# Set exercise
State the number of lines in these records holding "seed". Say nothing more.
══ Dataset entries ══
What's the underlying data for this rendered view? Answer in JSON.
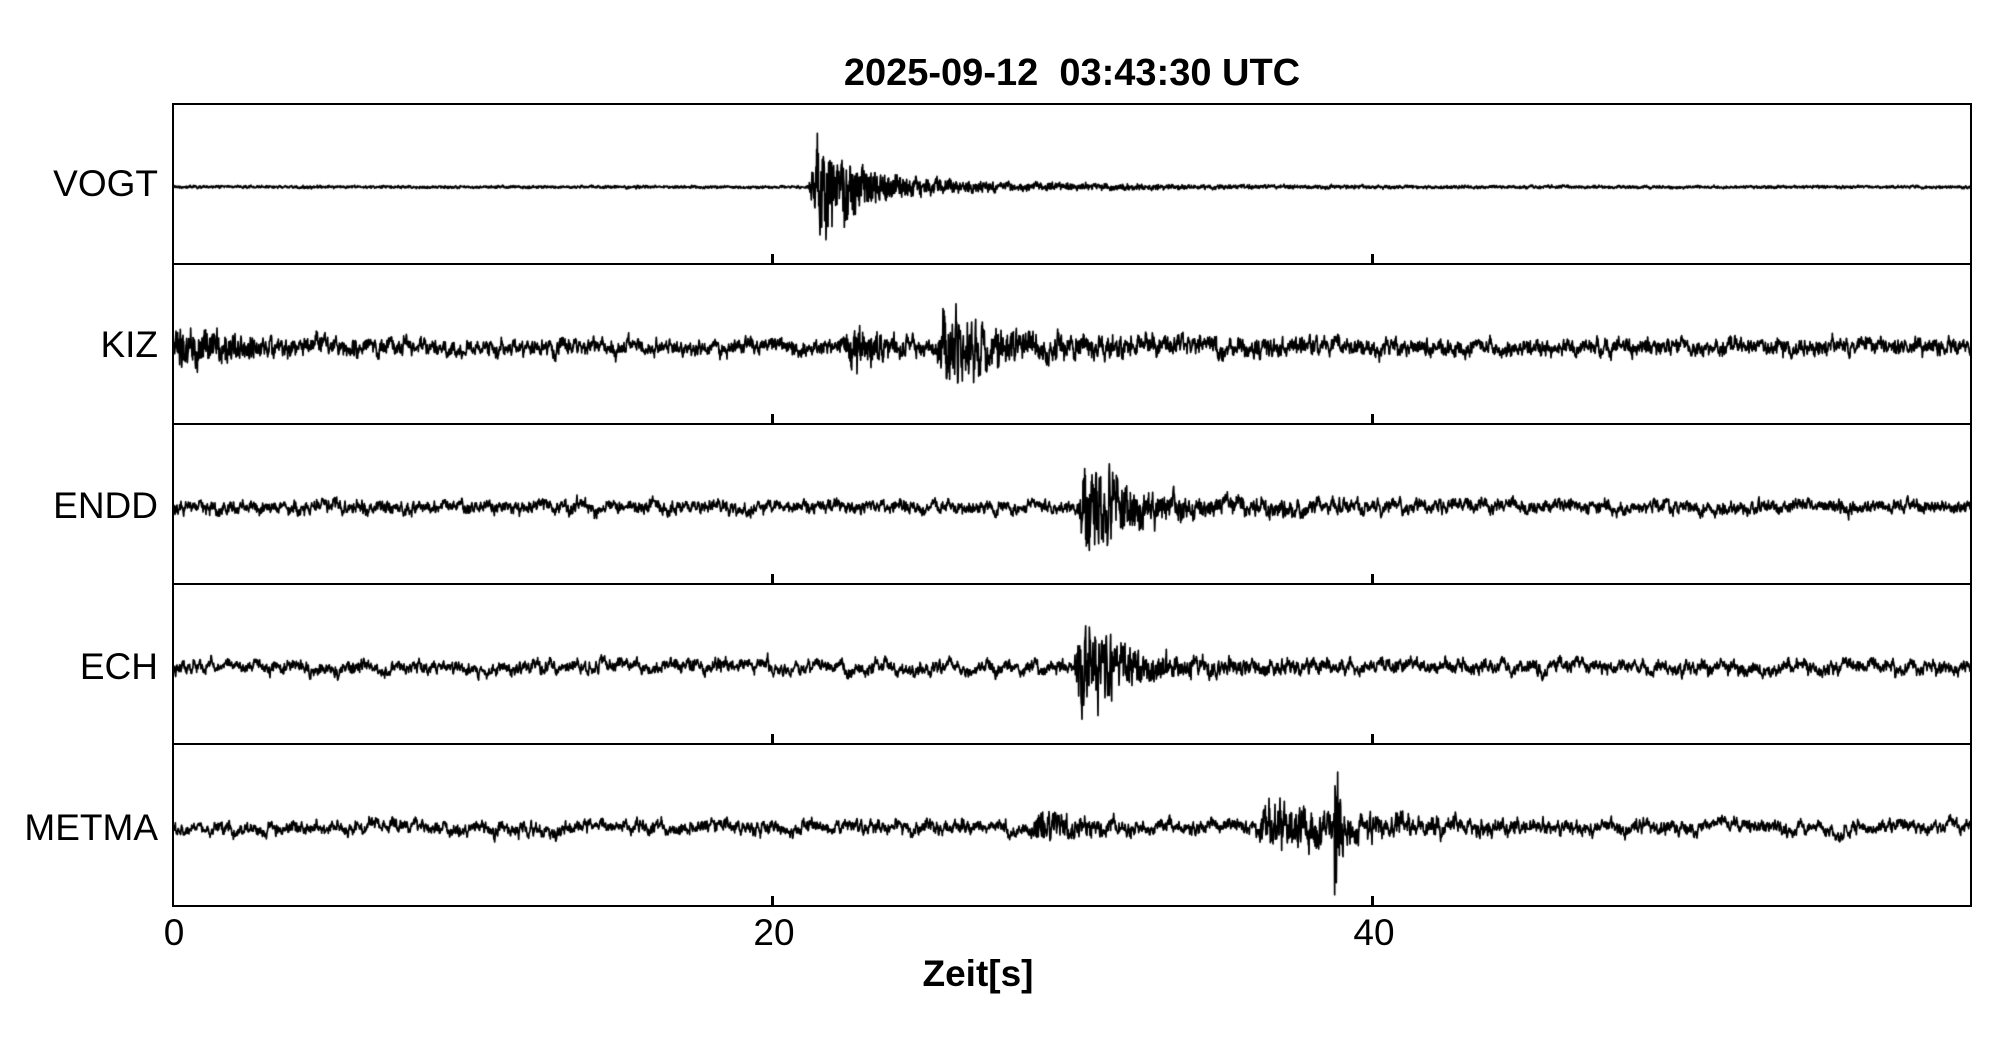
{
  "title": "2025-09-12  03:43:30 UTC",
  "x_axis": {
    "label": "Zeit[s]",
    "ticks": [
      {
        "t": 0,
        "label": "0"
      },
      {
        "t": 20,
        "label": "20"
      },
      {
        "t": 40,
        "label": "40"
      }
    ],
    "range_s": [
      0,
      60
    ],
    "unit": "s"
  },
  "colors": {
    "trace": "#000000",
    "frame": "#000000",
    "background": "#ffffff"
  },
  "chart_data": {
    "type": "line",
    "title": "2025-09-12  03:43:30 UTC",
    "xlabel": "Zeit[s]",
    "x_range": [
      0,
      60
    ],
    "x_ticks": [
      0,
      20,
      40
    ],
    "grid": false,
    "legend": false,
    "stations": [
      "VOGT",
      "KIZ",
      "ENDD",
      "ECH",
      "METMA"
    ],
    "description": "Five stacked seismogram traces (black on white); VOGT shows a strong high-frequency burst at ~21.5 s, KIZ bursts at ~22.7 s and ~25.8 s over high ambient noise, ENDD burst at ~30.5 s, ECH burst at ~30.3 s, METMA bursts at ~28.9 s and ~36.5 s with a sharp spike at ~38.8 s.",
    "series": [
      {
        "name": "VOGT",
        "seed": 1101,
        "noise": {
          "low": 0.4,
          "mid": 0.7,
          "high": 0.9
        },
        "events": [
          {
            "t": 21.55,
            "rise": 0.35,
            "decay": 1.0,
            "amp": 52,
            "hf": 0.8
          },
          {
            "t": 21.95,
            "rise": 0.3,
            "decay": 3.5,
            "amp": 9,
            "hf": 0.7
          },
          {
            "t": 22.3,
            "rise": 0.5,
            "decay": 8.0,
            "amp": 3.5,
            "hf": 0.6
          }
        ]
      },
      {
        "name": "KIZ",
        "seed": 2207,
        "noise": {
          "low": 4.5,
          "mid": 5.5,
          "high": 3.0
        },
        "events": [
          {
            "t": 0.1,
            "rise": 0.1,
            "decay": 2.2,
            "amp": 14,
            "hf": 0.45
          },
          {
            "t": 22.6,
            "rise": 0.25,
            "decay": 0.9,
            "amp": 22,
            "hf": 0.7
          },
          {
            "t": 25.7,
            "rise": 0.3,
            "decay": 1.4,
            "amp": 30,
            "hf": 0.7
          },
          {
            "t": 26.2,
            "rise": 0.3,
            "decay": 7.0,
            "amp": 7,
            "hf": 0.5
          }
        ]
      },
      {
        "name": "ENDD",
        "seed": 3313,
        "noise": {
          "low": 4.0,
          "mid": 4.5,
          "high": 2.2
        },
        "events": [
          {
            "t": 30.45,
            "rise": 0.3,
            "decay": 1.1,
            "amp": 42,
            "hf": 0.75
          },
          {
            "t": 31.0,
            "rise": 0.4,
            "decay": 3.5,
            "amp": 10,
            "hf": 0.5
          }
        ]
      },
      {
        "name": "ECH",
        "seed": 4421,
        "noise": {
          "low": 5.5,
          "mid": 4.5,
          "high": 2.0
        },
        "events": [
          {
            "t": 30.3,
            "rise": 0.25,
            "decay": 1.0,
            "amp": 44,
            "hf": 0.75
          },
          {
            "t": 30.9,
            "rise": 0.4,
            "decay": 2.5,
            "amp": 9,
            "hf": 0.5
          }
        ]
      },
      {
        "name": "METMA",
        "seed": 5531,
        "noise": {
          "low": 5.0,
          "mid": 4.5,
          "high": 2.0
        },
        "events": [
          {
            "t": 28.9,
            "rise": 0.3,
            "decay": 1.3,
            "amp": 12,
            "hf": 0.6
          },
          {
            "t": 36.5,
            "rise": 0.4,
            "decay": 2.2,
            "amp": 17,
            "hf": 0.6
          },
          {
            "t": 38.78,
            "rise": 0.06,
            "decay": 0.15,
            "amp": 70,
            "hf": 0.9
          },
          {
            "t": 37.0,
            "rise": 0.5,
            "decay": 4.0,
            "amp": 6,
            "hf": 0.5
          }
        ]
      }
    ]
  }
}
═══
══ Dataset entries ══
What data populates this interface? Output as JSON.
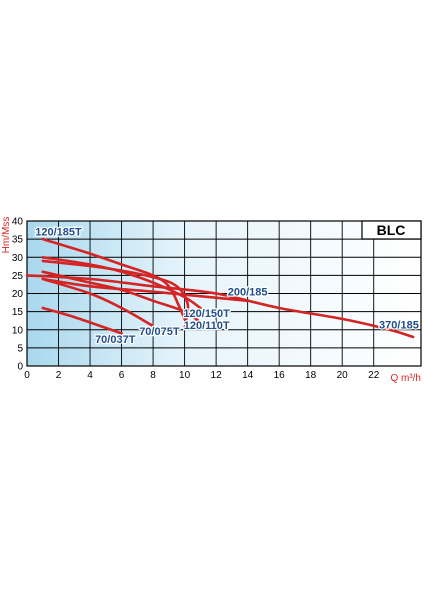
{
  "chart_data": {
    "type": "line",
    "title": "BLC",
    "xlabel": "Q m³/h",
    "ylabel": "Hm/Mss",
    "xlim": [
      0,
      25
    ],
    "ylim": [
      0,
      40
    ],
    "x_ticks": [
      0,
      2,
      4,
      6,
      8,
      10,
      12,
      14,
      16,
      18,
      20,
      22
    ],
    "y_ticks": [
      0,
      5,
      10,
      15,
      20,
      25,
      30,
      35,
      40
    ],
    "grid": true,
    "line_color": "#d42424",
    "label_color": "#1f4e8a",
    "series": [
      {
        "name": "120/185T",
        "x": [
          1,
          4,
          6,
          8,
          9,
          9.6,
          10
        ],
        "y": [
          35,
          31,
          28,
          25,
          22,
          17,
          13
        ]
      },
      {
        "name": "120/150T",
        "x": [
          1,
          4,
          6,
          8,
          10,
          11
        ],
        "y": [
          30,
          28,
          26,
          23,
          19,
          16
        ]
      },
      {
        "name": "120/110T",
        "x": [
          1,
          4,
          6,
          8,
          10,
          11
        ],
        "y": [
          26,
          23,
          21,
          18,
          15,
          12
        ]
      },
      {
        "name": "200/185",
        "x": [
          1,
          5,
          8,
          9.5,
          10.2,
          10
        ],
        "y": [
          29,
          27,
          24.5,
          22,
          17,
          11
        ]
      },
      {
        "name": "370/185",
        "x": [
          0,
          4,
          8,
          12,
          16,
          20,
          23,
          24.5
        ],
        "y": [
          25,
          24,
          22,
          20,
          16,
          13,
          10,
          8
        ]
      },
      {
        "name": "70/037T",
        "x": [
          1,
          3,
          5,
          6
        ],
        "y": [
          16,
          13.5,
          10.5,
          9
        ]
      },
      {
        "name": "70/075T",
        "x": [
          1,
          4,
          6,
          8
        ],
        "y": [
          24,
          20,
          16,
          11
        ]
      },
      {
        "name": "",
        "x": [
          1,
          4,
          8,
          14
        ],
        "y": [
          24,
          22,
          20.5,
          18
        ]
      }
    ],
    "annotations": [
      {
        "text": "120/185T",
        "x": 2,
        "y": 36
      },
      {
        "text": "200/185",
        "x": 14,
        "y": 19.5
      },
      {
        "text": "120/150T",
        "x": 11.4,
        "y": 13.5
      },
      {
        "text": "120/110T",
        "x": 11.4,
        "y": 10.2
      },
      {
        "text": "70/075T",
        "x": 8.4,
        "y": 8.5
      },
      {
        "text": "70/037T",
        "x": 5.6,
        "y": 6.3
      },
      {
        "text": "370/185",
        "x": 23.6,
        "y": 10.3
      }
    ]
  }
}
═══
# Exercise solution
5